%%

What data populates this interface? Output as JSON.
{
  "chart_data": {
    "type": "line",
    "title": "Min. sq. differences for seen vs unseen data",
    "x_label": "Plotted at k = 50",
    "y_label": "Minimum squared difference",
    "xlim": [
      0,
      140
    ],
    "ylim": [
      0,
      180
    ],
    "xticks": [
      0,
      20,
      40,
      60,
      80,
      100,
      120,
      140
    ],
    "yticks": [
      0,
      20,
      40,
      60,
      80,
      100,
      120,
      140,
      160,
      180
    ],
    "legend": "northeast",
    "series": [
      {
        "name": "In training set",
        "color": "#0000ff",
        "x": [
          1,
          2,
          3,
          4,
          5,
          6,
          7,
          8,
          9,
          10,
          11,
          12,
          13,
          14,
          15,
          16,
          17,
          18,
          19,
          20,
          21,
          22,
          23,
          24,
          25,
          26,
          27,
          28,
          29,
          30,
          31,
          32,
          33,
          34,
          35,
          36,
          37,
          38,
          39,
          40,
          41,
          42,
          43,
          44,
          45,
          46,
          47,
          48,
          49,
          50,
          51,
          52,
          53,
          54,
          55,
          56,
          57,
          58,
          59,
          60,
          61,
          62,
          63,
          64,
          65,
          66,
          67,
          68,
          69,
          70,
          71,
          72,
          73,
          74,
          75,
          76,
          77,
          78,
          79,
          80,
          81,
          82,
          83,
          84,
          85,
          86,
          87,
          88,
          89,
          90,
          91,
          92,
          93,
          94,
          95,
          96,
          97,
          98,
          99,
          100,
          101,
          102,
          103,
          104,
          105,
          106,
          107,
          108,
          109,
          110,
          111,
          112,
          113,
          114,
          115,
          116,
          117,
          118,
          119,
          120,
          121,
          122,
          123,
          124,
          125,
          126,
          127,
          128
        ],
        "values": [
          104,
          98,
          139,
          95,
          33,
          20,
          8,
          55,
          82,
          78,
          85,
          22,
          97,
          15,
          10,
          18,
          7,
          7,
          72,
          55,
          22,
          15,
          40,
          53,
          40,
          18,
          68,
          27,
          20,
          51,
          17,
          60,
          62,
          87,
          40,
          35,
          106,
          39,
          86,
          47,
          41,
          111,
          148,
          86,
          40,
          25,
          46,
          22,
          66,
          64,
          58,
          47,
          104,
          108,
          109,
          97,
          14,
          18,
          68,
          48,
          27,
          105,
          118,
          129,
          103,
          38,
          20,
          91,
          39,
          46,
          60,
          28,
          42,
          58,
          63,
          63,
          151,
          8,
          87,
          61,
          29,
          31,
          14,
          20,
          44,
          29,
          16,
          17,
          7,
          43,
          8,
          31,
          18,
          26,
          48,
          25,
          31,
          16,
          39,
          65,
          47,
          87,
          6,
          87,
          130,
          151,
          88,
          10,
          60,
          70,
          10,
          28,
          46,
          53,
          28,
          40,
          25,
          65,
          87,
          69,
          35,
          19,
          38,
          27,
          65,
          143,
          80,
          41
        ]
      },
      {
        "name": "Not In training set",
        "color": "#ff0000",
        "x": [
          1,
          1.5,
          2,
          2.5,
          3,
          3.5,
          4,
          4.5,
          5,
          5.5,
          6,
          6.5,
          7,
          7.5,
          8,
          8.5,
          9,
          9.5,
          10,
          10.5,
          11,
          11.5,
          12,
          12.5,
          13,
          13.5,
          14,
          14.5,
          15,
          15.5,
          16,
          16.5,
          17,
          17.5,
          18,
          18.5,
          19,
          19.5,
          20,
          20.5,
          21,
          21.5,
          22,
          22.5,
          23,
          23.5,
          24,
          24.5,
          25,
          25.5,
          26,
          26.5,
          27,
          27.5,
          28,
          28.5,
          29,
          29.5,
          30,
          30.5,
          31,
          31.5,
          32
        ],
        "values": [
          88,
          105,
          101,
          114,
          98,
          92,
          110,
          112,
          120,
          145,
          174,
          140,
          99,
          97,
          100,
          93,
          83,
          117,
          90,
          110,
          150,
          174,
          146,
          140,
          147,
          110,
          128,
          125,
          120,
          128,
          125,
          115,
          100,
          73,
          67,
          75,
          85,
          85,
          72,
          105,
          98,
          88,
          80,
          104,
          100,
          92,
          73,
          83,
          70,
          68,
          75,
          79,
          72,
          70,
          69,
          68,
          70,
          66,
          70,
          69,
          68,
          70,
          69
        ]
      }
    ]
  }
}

%%

Exactly as shown above, return every record.

Task output:
What data populates this interface? Output as JSON.
{
  "chart_data": {
    "type": "line",
    "title": "Min. sq. differences for seen vs unseen data",
    "x_label": "Plotted at k = 50",
    "y_label": "Minimum squared difference",
    "xlim": [
      0,
      140
    ],
    "ylim": [
      0,
      180
    ],
    "xticks": [
      0,
      20,
      40,
      60,
      80,
      100,
      120,
      140
    ],
    "yticks": [
      0,
      20,
      40,
      60,
      80,
      100,
      120,
      140,
      160,
      180
    ],
    "legend": "northeast",
    "series": [
      {
        "name": "In training set",
        "color": "#0000ff",
        "x": [
          1,
          2,
          3,
          4,
          5,
          6,
          7,
          8,
          9,
          10,
          11,
          12,
          13,
          14,
          15,
          16,
          17,
          18,
          19,
          20,
          21,
          22,
          23,
          24,
          25,
          26,
          27,
          28,
          29,
          30,
          31,
          32,
          33,
          34,
          35,
          36,
          37,
          38,
          39,
          40,
          41,
          42,
          43,
          44,
          45,
          46,
          47,
          48,
          49,
          50,
          51,
          52,
          53,
          54,
          55,
          56,
          57,
          58,
          59,
          60,
          61,
          62,
          63,
          64,
          65,
          66,
          67,
          68,
          69,
          70,
          71,
          72,
          73,
          74,
          75,
          76,
          77,
          78,
          79,
          80,
          81,
          82,
          83,
          84,
          85,
          86,
          87,
          88,
          89,
          90,
          91,
          92,
          93,
          94,
          95,
          96,
          97,
          98,
          99,
          100,
          101,
          102,
          103,
          104,
          105,
          106,
          107,
          108,
          109,
          110,
          111,
          112,
          113,
          114,
          115,
          116,
          117,
          118,
          119,
          120,
          121,
          122,
          123,
          124,
          125,
          126,
          127,
          128
        ],
        "values": [
          104,
          98,
          139,
          95,
          33,
          20,
          8,
          55,
          82,
          78,
          85,
          22,
          97,
          15,
          10,
          18,
          7,
          7,
          72,
          55,
          22,
          15,
          40,
          53,
          40,
          18,
          68,
          27,
          20,
          51,
          17,
          60,
          62,
          87,
          40,
          35,
          106,
          39,
          86,
          47,
          41,
          111,
          148,
          86,
          40,
          25,
          46,
          22,
          66,
          64,
          58,
          47,
          104,
          108,
          109,
          97,
          14,
          18,
          68,
          48,
          27,
          105,
          118,
          129,
          103,
          38,
          20,
          91,
          39,
          46,
          60,
          28,
          42,
          58,
          63,
          63,
          151,
          8,
          87,
          61,
          29,
          31,
          14,
          20,
          44,
          29,
          16,
          17,
          7,
          43,
          8,
          31,
          18,
          26,
          48,
          25,
          31,
          16,
          39,
          65,
          47,
          87,
          6,
          87,
          130,
          151,
          88,
          10,
          60,
          70,
          10,
          28,
          46,
          53,
          28,
          40,
          25,
          65,
          87,
          69,
          35,
          19,
          38,
          27,
          65,
          143,
          80,
          41
        ]
      },
      {
        "name": "Not In training set",
        "color": "#ff0000",
        "x": [
          1,
          1.5,
          2,
          2.5,
          3,
          3.5,
          4,
          4.5,
          5,
          5.5,
          6,
          6.5,
          7,
          7.5,
          8,
          8.5,
          9,
          9.5,
          10,
          10.5,
          11,
          11.5,
          12,
          12.5,
          13,
          13.5,
          14,
          14.5,
          15,
          15.5,
          16,
          16.5,
          17,
          17.5,
          18,
          18.5,
          19,
          19.5,
          20,
          20.5,
          21,
          21.5,
          22,
          22.5,
          23,
          23.5,
          24,
          24.5,
          25,
          25.5,
          26,
          26.5,
          27,
          27.5,
          28,
          28.5,
          29,
          29.5,
          30,
          30.5,
          31,
          31.5,
          32
        ],
        "values": [
          88,
          105,
          101,
          114,
          98,
          92,
          110,
          112,
          120,
          145,
          174,
          140,
          99,
          97,
          100,
          93,
          83,
          117,
          90,
          110,
          150,
          174,
          146,
          140,
          147,
          110,
          128,
          125,
          120,
          128,
          125,
          115,
          100,
          73,
          67,
          75,
          85,
          85,
          72,
          105,
          98,
          88,
          80,
          104,
          100,
          92,
          73,
          83,
          70,
          68,
          75,
          79,
          72,
          70,
          69,
          68,
          70,
          66,
          70,
          69,
          68,
          70,
          69
        ]
      }
    ]
  }
}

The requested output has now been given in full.